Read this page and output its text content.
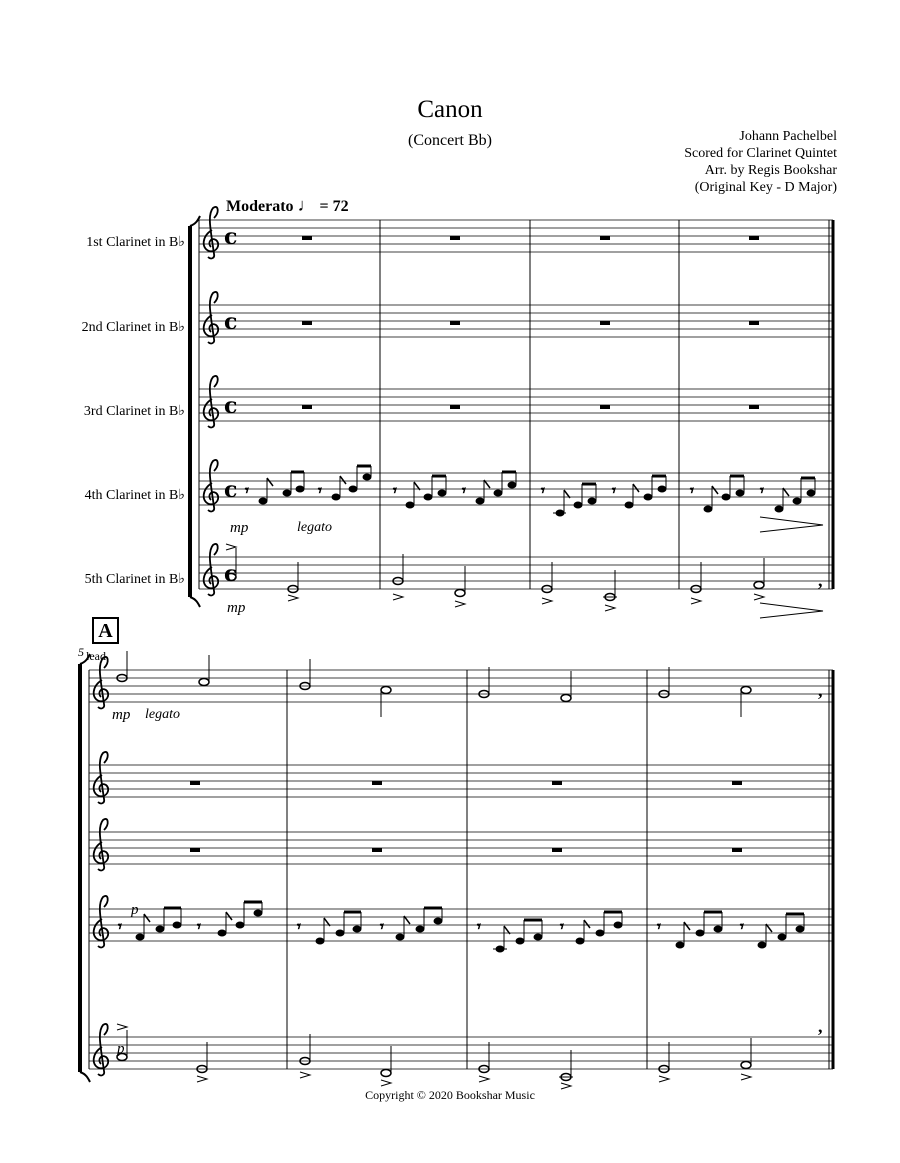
Canon
(Concert Bb)	Johann Pachelbel
Scored for Clarinet Quintet
Arr. by Regis Bookshar
(Original Key - D Major)
Moderato ♩ = 72
1st Clarinet in B♭
2nd Clarinet in B♭
3rd Clarinet in B♭
4th Clarinet in B♭
5th Clarinet in B♭
A
5 lead
mp	legato
mp
mp legato
p
p
,
,
,
c
c
c
c
c
𝄾	𝄾	𝄾	𝄾	𝄾	𝄾	𝄾	𝄾
𝄾	𝄾	𝄾	𝄾	𝄾	𝄾	𝄾	𝄾
Copyright © 2020 Bookshar Music
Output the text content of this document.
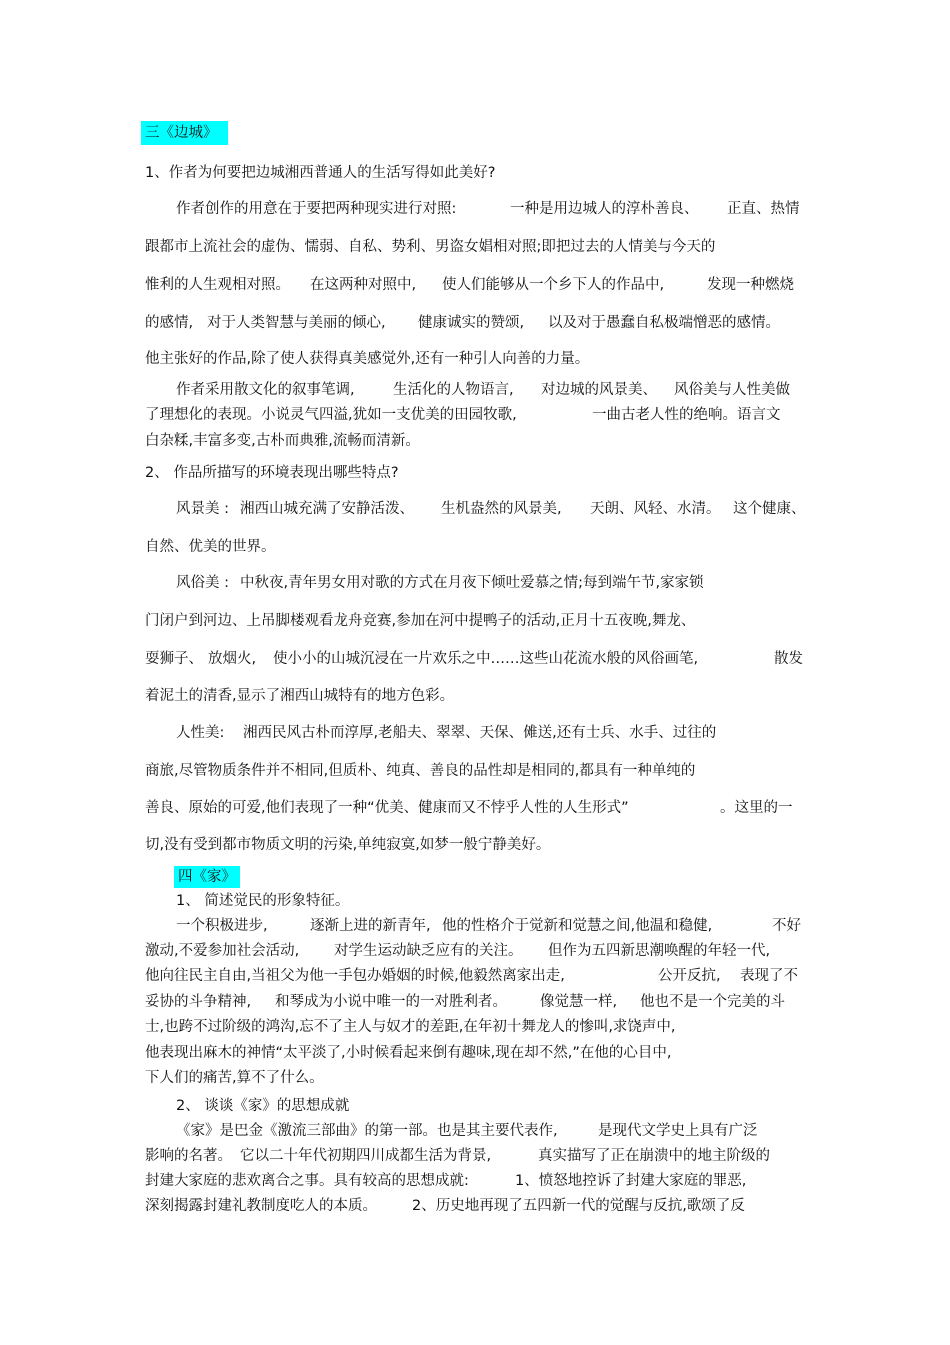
三《边城》
1、作者为何要把边城湘西普通人的生活写得如此美好?
作者创作的用意在于要把两种现实进行对照:	一种是用边城人的淳朴善良、 正直、热情
跟都市上流社会的虚伪、懦弱、自私、势利、男盗女娼相对照;即把过去的人情美与今天的
惟利的人生观相对照。 在这两种对照中, 使人们能够从一个乡下人的作品中,	发现一种燃烧
的感情, 对于人类智慧与美丽的倾心, 健康诚实的赞颂, 以及对于愚蠢自私极端憎恶的感情。
他主张好的作品,除了使人获得真美感觉外,还有一种引人向善的力量。
作者采用散文化的叙事笔调,	生活化的人物语言, 对边城的风景美、 风俗美与人性美做
了理想化的表现。小说灵气四溢,犹如一支优美的田园牧歌,	一曲古老人性的绝响。语言文
白杂糅,丰富多变,古朴而典雅,流畅而清新。
2、 作品所描写的环境表现出哪些特点?
风景美 : 湘西山城充满了安静活泼、 生机盎然的风景美, 天朗、风轻、水清。 这个健康、
自然、优美的世界。
风俗美 : 中秋夜,青年男女用对歌的方式在月夜下倾吐爱慕之情;每到端午节,家家锁
门闭户到河边、上吊脚楼观看龙舟竞赛,参加在河中提鸭子的活动,正月十五夜晚,舞龙、
耍狮子、 放烟火, 使小小的山城沉浸在一片欢乐之中……这些山花流水般的风俗画笔,	散发
着泥土的清香,显示了湘西山城特有的地方色彩。
人性美: 湘西民风古朴而淳厚,老船夫、翠翠、天保、傩送,还有士兵、水手、过往的
商旅,尽管物质条件并不相同,但质朴、纯真、善良的品性却是相同的,都具有一种单纯的
善良、原始的可爱,他们表现了一种“优美、健康而又不悖乎人性的人生形式”	。这里的一
切,没有受到都市物质文明的污染,单纯寂寞,如梦一般宁静美好。
四《家》
1、 简述觉民的形象特征。
一个积极进步,	逐渐上进的新青年, 他的性格介于觉新和觉慧之间,他温和稳健,	不好
激动,不爱参加社会活动, 对学生运动缺乏应有的关注。 但作为五四新思潮唤醒的年轻一代,
他向往民主自由,当祖父为他一手包办婚姻的时候,他毅然离家出走,	公开反抗, 表现了不
妥协的斗争精神, 和琴成为小说中唯一的一对胜利者。 像觉慧一样, 他也不是一个完美的斗
士,也跨不过阶级的鸿沟,忘不了主人与奴才的差距,在年初十舞龙人的惨叫,求饶声中,
他表现出麻木的神情“太平淡了,小时候看起来倒有趣味,现在却不然,”在他的心目中,
下人们的痛苦,算不了什么。
2、 谈谈《家》的思想成就
《家》是巴金《激流三部曲》的第一部。也是其主要代表作,	是现代文学史上具有广泛
影响的名著。 它以二十年代初期四川成都生活为背景,	真实描写了正在崩溃中的地主阶级的
封建大家庭的悲欢离合之事。具有较高的思想成就:	1、愤怒地控诉了封建大家庭的罪恶,
深刻揭露封建礼教制度吃人的本质。 2、历史地再现了五四新一代的觉醒与反抗,歌颂了反
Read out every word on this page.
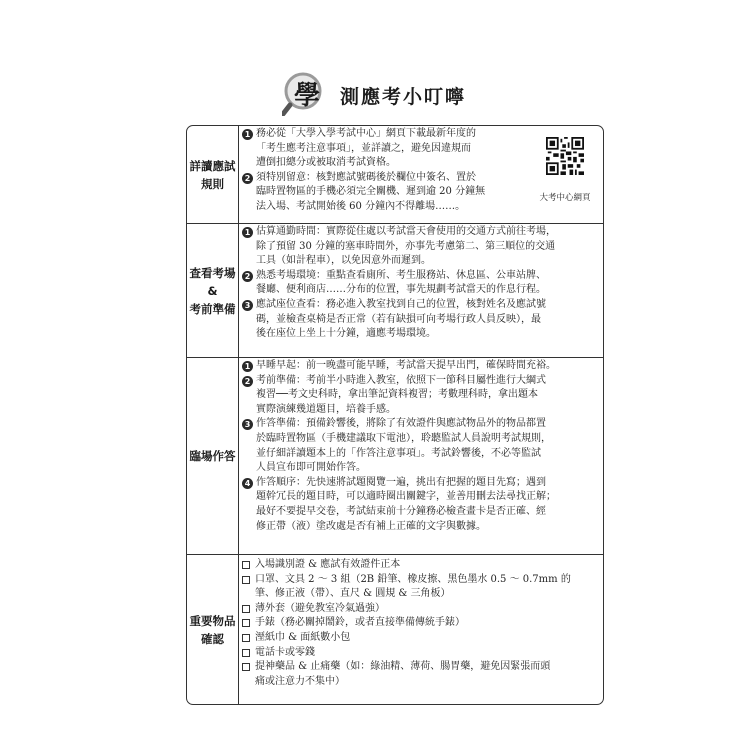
學 測應考小叮嚀
詳讀應試
規則
1 務必從「大學入學考試中心」網頁下載最新年度的
「考生應考注意事項」，並詳讀之，避免因違規而
遭倒扣總分或被取消考試資格。
2 須特別留意：核對應試號碼後於欄位中簽名、置於
臨時置物區的手機必須完全關機、遲到逾 20 分鐘無
法入場、考試開始後 60 分鐘內不得離場……。
大考中心網頁
查看考場
&
考前準備
1 估算通勤時間：實際從住處以考試當天會使用的交通方式前往考場，
除了預留 30 分鐘的塞車時間外，亦事先考慮第二、第三順位的交通
工具（如計程車），以免因意外而遲到。
2 熟悉考場環境：重點查看廁所、考生服務站、休息區、公車站牌、
餐廳、便利商店……分布的位置，事先規劃考試當天的作息行程。
3 應試座位查看：務必進入教室找到自己的位置，核對姓名及應試號
碼，並檢查桌椅是否正常（若有缺損可向考場行政人員反映），最
後在座位上坐上十分鐘，適應考場環境。
臨場作答
1 早睡早起：前一晚盡可能早睡，考試當天提早出門，確保時間充裕。
2 考前準備：考前半小時進入教室，依照下一節科目屬性進行大綱式
複習──考文史科時，拿出筆記資料複習；考數理科時，拿出題本
實際演練幾道題目，培養手感。
3 作答準備：預備鈴響後，將除了有效證件與應試物品外的物品都置
於臨時置物區（手機建議取下電池），聆聽監試人員說明考試規則，
並仔細詳讀題本上的「作答注意事項」。考試鈴響後，不必等監試
人員宣布即可開始作答。
4 作答順序：先快速將試題閱覽一遍，挑出有把握的題目先寫；遇到
題幹冗長的題目時，可以適時圈出關鍵字，並善用刪去法尋找正解；
最好不要提早交卷，考試結束前十分鐘務必檢查畫卡是否正確、經
修正帶（液）塗改處是否有補上正確的文字與數據。
重要物品
確認
入場識別證 & 應試有效證件正本
口罩、文具 2 ～ 3 組（2B 鉛筆、橡皮擦、黑色墨水 0.5 ～ 0.7mm 的
筆、修正液（帶）、直尺 & 圓規 & 三角板）
薄外套（避免教室冷氣過強）
手錶（務必關掉鬧鈴，或者直接準備傳統手錶）
溼紙巾 & 面紙數小包
電話卡或零錢
提神藥品 & 止痛藥（如：綠油精、薄荷、腸胃藥，避免因緊張而頭
痛或注意力不集中）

■ **The problem**
Among the lines of the material, find those that hold the word "Bookshar" and copy them.

■ **Answer below**
Arr. by Regis Bookshar
Copyright © 2020 Bookshar Music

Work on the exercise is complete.